## BEGIN Records

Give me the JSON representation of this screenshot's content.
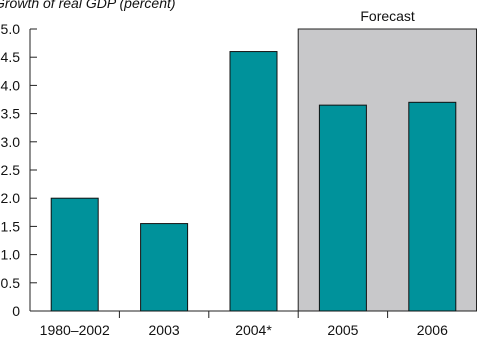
{
  "chart_data": {
    "type": "bar",
    "title": "Growth of real GDP (percent)",
    "categories": [
      "1980–2002",
      "2003",
      "2004*",
      "2005",
      "2006"
    ],
    "values": [
      2.0,
      1.55,
      4.6,
      3.65,
      3.7
    ],
    "ylim": [
      0,
      5.0
    ],
    "yticks": [
      "0",
      "0.5",
      "1.0",
      "1.5",
      "2.0",
      "2.5",
      "3.0",
      "3.5",
      "4.0",
      "4.5",
      "5.0"
    ],
    "grid": false,
    "forecast": {
      "label": "Forecast",
      "from_category": "2005"
    },
    "colors": {
      "bar": "#00929b",
      "forecast_bg": "#c8c8ca",
      "axis": "#222222"
    }
  }
}
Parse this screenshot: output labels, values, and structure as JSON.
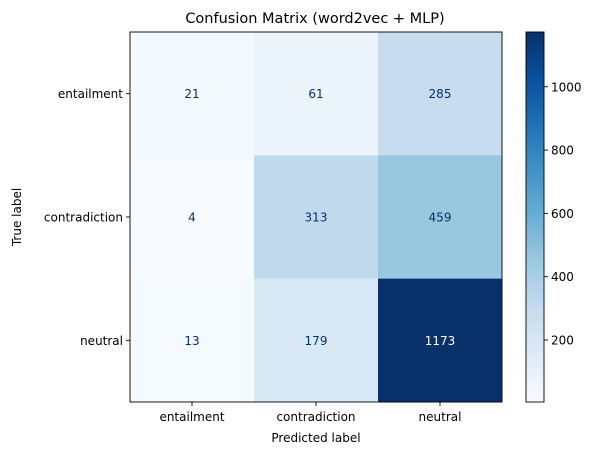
{
  "chart_data": {
    "type": "heatmap",
    "title": "Confusion Matrix (word2vec + MLP)",
    "xlabel": "Predicted label",
    "ylabel": "True label",
    "x_categories": [
      "entailment",
      "contradiction",
      "neutral"
    ],
    "y_categories": [
      "entailment",
      "contradiction",
      "neutral"
    ],
    "values": [
      [
        21,
        61,
        285
      ],
      [
        4,
        313,
        459
      ],
      [
        13,
        179,
        1173
      ]
    ],
    "colormap": "Blues",
    "colorbar": {
      "range": [
        4,
        1173
      ],
      "ticks": [
        200,
        400,
        600,
        800,
        1000
      ],
      "tick_labels": [
        "200",
        "400",
        "600",
        "800",
        "1000"
      ]
    },
    "cell_text_colors": {
      "light_cell": "#08306b",
      "dark_cell": "#ffffff"
    }
  }
}
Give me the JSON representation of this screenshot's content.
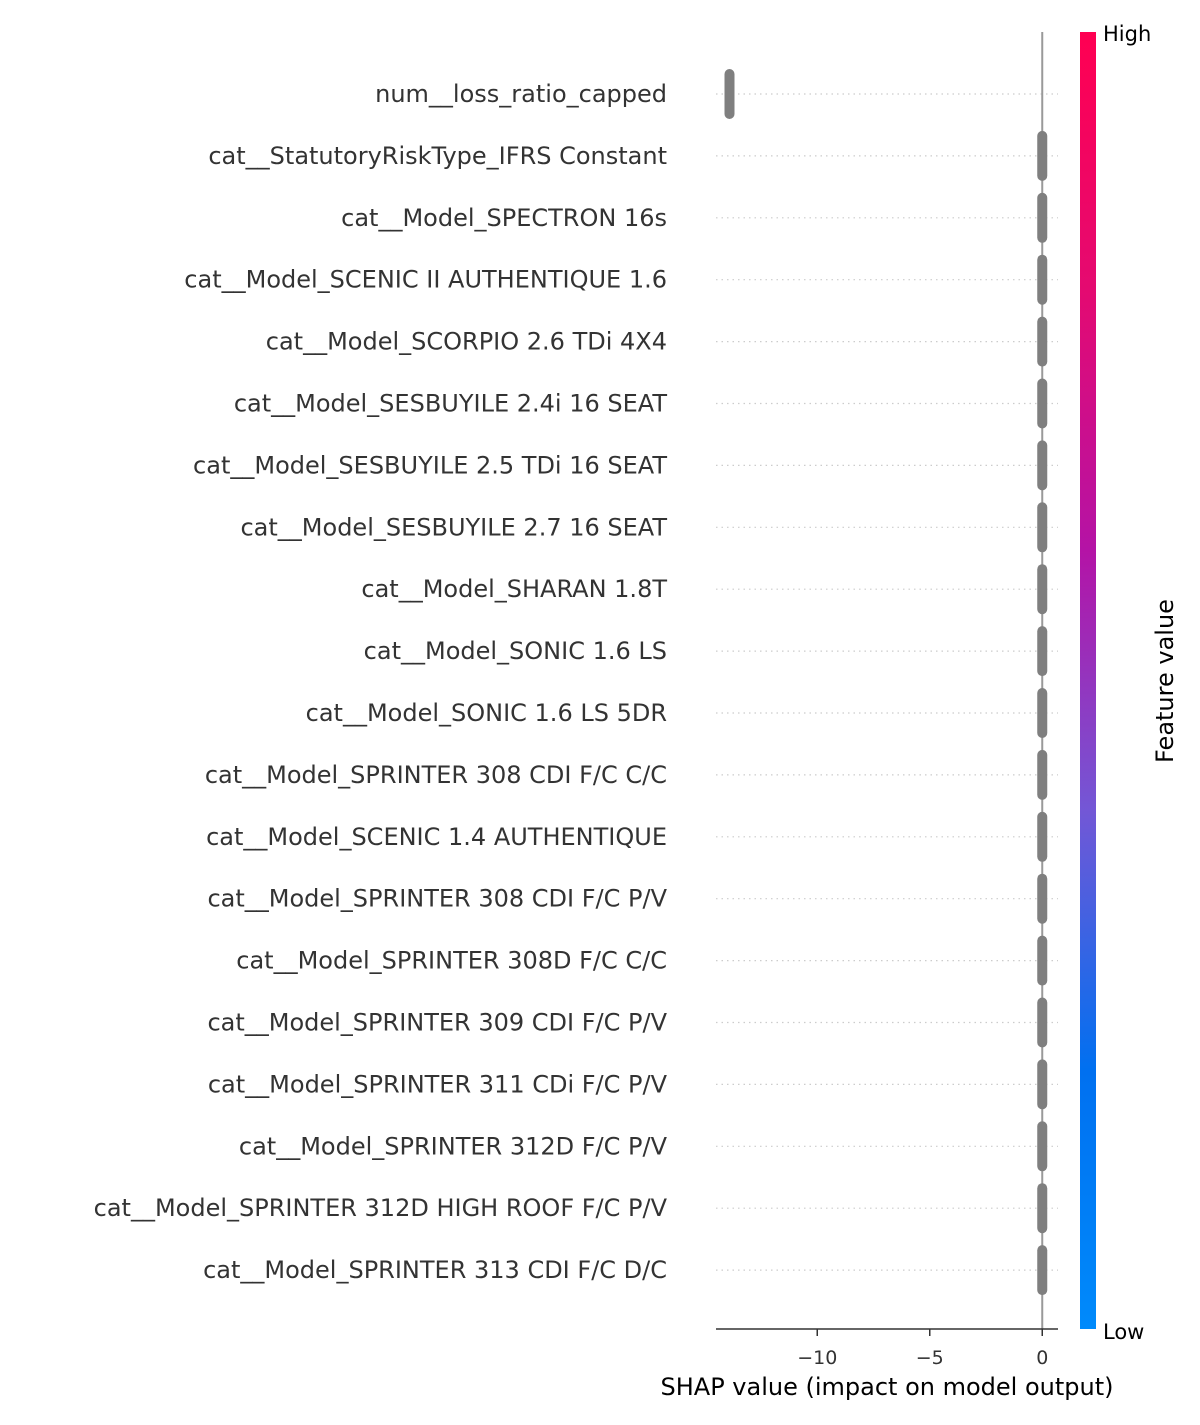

## END Records

**Problem description**: Using the material above, return every line exactly as it appears, minus the pictures.

**Exercise output**:
Give me the JSON representation of this screenshot's content.
{
  "chart_data": {
    "type": "bar",
    "title": "Growth of real GDP (percent)",
    "categories": [
      "1980–2002",
      "2003",
      "2004*",
      "2005",
      "2006"
    ],
    "values": [
      2.0,
      1.55,
      4.6,
      3.65,
      3.7
    ],
    "ylim": [
      0,
      5.0
    ],
    "yticks": [
      "0",
      "0.5",
      "1.0",
      "1.5",
      "2.0",
      "2.5",
      "3.0",
      "3.5",
      "4.0",
      "4.5",
      "5.0"
    ],
    "grid": false,
    "forecast": {
      "label": "Forecast",
      "from_category": "2005"
    },
    "colors": {
      "bar": "#00929b",
      "forecast_bg": "#c8c8ca",
      "axis": "#222222"
    }
  }
}
Parse this screenshot: output labels, values, and structure as JSON.
{
  "chart_data": {
    "type": "heatmap",
    "title": "Confusion Matrix (word2vec + MLP)",
    "xlabel": "Predicted label",
    "ylabel": "True label",
    "x_categories": [
      "entailment",
      "contradiction",
      "neutral"
    ],
    "y_categories": [
      "entailment",
      "contradiction",
      "neutral"
    ],
    "values": [
      [
        21,
        61,
        285
      ],
      [
        4,
        313,
        459
      ],
      [
        13,
        179,
        1173
      ]
    ],
    "colormap": "Blues",
    "colorbar": {
      "range": [
        4,
        1173
      ],
      "ticks": [
        200,
        400,
        600,
        800,
        1000
      ],
      "tick_labels": [
        "200",
        "400",
        "600",
        "800",
        "1000"
      ]
    },
    "cell_text_colors": {
      "light_cell": "#08306b",
      "dark_cell": "#ffffff"
    }
  }
}
Give me the JSON representation of this screenshot's content.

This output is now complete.